Given problem => Check every line of the data below for the string "none", and copy the ones that hold it.

-- start of Extracted entries --

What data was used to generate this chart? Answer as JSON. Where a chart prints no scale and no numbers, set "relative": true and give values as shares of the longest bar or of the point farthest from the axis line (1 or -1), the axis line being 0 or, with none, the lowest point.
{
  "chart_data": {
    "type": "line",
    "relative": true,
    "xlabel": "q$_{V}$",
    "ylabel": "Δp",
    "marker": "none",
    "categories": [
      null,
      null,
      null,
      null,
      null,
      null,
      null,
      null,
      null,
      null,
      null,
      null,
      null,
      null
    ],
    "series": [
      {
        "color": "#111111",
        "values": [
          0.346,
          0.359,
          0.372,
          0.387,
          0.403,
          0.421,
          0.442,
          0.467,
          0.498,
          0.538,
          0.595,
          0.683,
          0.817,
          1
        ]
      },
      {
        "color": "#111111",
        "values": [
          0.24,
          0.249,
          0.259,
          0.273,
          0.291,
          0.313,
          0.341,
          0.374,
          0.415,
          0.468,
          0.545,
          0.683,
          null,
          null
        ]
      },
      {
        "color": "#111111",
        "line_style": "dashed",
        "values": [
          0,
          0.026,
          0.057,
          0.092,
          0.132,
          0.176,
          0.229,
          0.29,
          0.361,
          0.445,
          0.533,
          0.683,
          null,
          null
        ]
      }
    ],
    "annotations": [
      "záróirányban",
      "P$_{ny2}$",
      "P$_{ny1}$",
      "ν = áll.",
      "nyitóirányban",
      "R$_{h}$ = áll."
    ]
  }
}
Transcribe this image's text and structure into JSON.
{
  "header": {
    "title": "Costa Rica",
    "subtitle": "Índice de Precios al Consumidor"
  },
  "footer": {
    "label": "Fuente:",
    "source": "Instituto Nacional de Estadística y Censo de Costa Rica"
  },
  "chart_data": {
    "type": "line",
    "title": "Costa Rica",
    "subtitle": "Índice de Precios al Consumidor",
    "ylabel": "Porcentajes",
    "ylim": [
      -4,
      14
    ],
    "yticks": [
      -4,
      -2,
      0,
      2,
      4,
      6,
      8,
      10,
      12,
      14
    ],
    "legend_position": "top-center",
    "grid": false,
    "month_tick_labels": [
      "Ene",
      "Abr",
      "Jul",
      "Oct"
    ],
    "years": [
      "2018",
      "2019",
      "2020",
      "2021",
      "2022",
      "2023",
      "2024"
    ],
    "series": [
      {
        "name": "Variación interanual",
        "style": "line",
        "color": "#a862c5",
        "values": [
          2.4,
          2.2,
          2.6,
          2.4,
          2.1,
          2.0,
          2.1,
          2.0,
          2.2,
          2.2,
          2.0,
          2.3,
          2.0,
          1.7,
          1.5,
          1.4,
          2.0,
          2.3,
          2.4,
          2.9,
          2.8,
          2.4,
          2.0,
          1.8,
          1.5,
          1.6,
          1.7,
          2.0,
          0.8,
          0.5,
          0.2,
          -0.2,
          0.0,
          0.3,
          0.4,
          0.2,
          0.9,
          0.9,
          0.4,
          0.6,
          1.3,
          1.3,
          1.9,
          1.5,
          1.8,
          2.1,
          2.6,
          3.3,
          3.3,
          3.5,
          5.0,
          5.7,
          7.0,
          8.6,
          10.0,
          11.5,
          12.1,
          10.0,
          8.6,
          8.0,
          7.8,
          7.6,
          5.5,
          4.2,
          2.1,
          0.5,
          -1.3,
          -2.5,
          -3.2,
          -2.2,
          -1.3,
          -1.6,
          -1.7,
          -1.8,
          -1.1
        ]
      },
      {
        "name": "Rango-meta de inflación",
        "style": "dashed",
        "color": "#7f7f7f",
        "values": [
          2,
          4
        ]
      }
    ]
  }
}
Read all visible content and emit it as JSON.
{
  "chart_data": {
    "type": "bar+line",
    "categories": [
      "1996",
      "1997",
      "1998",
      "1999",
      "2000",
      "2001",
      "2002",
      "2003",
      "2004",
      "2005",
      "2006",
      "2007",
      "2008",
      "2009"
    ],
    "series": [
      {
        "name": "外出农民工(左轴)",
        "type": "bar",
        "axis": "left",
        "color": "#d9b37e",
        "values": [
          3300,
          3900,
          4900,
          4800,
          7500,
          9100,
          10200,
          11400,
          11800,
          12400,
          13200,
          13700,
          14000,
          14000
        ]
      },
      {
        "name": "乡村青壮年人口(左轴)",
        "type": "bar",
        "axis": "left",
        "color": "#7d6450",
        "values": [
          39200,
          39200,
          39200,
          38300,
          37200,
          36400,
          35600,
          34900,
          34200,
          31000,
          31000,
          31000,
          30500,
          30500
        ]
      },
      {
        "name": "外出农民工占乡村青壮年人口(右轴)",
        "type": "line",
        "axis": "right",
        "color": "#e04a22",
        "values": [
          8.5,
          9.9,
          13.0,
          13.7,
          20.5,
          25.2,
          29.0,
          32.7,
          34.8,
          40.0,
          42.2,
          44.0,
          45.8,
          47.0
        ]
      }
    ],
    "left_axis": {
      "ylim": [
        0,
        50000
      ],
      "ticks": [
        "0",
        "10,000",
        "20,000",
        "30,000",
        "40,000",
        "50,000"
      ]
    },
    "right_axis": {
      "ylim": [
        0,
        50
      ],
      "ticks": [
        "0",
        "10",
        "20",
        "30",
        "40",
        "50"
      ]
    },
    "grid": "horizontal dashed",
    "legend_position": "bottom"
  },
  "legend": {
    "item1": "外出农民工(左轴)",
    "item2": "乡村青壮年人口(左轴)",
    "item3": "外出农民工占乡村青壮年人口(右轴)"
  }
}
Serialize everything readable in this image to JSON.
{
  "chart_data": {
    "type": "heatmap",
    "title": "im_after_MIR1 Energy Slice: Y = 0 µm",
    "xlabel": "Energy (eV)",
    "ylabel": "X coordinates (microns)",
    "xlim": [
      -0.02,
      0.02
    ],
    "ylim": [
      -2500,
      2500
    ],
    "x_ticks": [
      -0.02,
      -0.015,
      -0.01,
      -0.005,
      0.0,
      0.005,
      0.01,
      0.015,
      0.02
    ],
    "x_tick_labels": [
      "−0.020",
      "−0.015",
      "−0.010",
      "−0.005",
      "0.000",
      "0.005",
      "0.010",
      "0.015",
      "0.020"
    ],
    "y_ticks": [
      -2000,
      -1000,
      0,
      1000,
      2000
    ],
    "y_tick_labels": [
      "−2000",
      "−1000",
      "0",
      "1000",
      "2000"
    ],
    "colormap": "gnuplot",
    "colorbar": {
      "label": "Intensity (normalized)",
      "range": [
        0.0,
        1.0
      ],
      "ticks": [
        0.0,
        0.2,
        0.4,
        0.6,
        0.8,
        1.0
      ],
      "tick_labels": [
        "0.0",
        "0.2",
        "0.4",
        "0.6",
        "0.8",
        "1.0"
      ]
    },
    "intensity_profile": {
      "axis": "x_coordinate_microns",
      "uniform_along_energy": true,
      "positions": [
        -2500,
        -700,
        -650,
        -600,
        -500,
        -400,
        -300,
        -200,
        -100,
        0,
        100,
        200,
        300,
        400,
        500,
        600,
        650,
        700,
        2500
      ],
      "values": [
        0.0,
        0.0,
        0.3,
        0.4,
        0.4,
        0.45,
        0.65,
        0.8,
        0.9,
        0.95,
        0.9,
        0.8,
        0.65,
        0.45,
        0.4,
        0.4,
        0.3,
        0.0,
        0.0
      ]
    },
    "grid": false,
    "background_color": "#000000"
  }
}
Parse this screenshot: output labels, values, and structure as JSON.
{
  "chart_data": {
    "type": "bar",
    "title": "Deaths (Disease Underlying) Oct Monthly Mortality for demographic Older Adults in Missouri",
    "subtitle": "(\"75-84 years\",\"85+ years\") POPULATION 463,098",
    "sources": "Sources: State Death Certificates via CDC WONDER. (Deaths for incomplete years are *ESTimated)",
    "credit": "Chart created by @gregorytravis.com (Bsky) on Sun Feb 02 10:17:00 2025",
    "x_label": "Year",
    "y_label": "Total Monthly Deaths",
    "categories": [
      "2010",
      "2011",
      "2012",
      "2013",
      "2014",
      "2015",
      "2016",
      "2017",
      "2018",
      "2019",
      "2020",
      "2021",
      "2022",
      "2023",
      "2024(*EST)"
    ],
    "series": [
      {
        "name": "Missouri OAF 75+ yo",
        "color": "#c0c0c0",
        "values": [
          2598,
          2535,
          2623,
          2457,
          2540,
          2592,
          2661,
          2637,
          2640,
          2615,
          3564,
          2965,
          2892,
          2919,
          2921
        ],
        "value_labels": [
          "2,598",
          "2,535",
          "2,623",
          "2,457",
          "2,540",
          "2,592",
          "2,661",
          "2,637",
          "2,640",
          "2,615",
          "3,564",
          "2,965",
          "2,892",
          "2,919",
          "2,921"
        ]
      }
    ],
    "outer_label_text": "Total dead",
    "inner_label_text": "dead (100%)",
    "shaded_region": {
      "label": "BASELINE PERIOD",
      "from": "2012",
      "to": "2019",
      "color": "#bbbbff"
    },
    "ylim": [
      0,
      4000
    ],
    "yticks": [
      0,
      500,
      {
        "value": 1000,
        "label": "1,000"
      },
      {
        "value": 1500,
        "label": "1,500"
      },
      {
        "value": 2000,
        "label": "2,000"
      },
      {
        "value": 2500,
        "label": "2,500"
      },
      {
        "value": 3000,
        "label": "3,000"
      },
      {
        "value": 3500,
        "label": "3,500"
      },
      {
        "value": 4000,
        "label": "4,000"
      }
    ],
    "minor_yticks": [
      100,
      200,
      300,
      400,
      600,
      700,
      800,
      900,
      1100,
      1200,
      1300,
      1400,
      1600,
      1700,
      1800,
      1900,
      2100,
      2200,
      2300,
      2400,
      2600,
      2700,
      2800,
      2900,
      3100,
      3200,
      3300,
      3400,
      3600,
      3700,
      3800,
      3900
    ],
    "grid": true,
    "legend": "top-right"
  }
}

-- end of Extracted entries --

Solution to this exercise =>
What data was used to generate this chart? Answer as JSON. Where a chart prints no scale and no numbers, set "relative": true and give values as shares of the longest bar or of the point farthest from the axis line (1 or -1), the axis line being 0 or, with none, the lowest point.
    "marker": "none",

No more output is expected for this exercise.